◆ Material for this exercise
───

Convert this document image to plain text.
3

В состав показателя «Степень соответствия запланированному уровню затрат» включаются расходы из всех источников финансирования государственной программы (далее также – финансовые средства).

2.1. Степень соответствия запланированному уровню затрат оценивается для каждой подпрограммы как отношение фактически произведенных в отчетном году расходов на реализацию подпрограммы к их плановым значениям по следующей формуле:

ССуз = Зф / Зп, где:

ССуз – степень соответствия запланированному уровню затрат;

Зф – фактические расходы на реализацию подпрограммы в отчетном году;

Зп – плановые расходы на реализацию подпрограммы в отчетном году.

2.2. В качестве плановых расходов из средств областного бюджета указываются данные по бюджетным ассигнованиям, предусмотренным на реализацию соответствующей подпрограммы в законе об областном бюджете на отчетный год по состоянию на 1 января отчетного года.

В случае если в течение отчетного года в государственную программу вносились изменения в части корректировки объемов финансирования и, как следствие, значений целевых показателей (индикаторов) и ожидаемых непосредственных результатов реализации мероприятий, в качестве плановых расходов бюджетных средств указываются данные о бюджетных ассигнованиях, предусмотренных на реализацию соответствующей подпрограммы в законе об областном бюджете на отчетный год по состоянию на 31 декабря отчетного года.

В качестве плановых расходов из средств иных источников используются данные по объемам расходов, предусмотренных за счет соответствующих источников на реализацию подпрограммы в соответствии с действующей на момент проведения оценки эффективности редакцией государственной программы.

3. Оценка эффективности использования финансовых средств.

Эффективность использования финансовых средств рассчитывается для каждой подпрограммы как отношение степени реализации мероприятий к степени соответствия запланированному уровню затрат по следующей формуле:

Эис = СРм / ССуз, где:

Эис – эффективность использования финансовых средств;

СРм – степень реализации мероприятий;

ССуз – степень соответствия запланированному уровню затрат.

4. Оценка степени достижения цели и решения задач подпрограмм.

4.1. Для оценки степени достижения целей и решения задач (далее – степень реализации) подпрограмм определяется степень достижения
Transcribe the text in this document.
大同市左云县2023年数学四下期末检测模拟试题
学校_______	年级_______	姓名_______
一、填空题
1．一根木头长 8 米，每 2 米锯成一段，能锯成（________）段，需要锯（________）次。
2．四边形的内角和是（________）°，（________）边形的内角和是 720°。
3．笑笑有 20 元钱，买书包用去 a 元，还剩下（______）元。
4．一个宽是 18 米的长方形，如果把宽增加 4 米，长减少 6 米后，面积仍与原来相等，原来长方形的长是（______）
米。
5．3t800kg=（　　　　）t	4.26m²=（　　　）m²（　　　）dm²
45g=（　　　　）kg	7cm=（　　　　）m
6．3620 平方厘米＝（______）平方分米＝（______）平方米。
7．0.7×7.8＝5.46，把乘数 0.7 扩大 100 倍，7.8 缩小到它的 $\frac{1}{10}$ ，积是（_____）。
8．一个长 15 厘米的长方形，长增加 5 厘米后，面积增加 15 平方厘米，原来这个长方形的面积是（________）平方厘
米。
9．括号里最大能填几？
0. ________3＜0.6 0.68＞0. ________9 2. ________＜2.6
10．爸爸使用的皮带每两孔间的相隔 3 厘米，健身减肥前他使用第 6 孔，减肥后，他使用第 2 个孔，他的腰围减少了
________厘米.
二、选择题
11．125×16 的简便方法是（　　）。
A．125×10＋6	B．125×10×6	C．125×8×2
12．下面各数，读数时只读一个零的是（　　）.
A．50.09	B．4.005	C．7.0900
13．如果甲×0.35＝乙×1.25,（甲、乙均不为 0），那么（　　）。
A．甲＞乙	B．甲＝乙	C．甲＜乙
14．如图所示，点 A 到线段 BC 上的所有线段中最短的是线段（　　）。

───

◆ Written request
Give back the whole listing, word for word.

◆ Answer for the task
Convert this document image to plain text.
3

В состав показателя «Степень соответствия запланированному уровню затрат» включаются расходы из всех источников финансирования государственной программы (далее также – финансовые средства).

2.1. Степень соответствия запланированному уровню затрат оценивается для каждой подпрограммы как отношение фактически произведенных в отчетном году расходов на реализацию подпрограммы к их плановым значениям по следующей формуле:

ССуз = Зф / Зп, где:

ССуз – степень соответствия запланированному уровню затрат;

Зф – фактические расходы на реализацию подпрограммы в отчетном году;

Зп – плановые расходы на реализацию подпрограммы в отчетном году.

2.2. В качестве плановых расходов из средств областного бюджета указываются данные по бюджетным ассигнованиям, предусмотренным на реализацию соответствующей подпрограммы в законе об областном бюджете на отчетный год по состоянию на 1 января отчетного года.

В случае если в течение отчетного года в государственную программу вносились изменения в части корректировки объемов финансирования и, как следствие, значений целевых показателей (индикаторов) и ожидаемых непосредственных результатов реализации мероприятий, в качестве плановых расходов бюджетных средств указываются данные о бюджетных ассигнованиях, предусмотренных на реализацию соответствующей подпрограммы в законе об областном бюджете на отчетный год по состоянию на 31 декабря отчетного года.

В качестве плановых расходов из средств иных источников используются данные по объемам расходов, предусмотренных за счет соответствующих источников на реализацию подпрограммы в соответствии с действующей на момент проведения оценки эффективности редакцией государственной программы.

3. Оценка эффективности использования финансовых средств.

Эффективность использования финансовых средств рассчитывается для каждой подпрограммы как отношение степени реализации мероприятий к степени соответствия запланированному уровню затрат по следующей формуле:

Эис = СРм / ССуз, где:

Эис – эффективность использования финансовых средств;

СРм – степень реализации мероприятий;

ССуз – степень соответствия запланированному уровню затрат.

4. Оценка степени достижения цели и решения задач подпрограмм.

4.1. Для оценки степени достижения целей и решения задач (далее – степень реализации) подпрограмм определяется степень достижения
Transcribe the text in this document.
大同市左云县2023年数学四下期末检测模拟试题
学校_______	年级_______	姓名_______
一、填空题
1．一根木头长 8 米，每 2 米锯成一段，能锯成（________）段，需要锯（________）次。
2．四边形的内角和是（________）°，（________）边形的内角和是 720°。
3．笑笑有 20 元钱，买书包用去 a 元，还剩下（______）元。
4．一个宽是 18 米的长方形，如果把宽增加 4 米，长减少 6 米后，面积仍与原来相等，原来长方形的长是（______）
米。
5．3t800kg=（　　　　）t	4.26m²=（　　　）m²（　　　）dm²
45g=（　　　　）kg	7cm=（　　　　）m
6．3620 平方厘米＝（______）平方分米＝（______）平方米。
7．0.7×7.8＝5.46，把乘数 0.7 扩大 100 倍，7.8 缩小到它的 $\frac{1}{10}$ ，积是（_____）。
8．一个长 15 厘米的长方形，长增加 5 厘米后，面积增加 15 平方厘米，原来这个长方形的面积是（________）平方厘
米。
9．括号里最大能填几？
0. ________3＜0.6 0.68＞0. ________9 2. ________＜2.6
10．爸爸使用的皮带每两孔间的相隔 3 厘米，健身减肥前他使用第 6 孔，减肥后，他使用第 2 个孔，他的腰围减少了
________厘米.
二、选择题
11．125×16 的简便方法是（　　）。
A．125×10＋6	B．125×10×6	C．125×8×2
12．下面各数，读数时只读一个零的是（　　）.
A．50.09	B．4.005	C．7.0900
13．如果甲×0.35＝乙×1.25,（甲、乙均不为 0），那么（　　）。
A．甲＞乙	B．甲＝乙	C．甲＜乙
14．如图所示，点 A 到线段 BC 上的所有线段中最短的是线段（　　）。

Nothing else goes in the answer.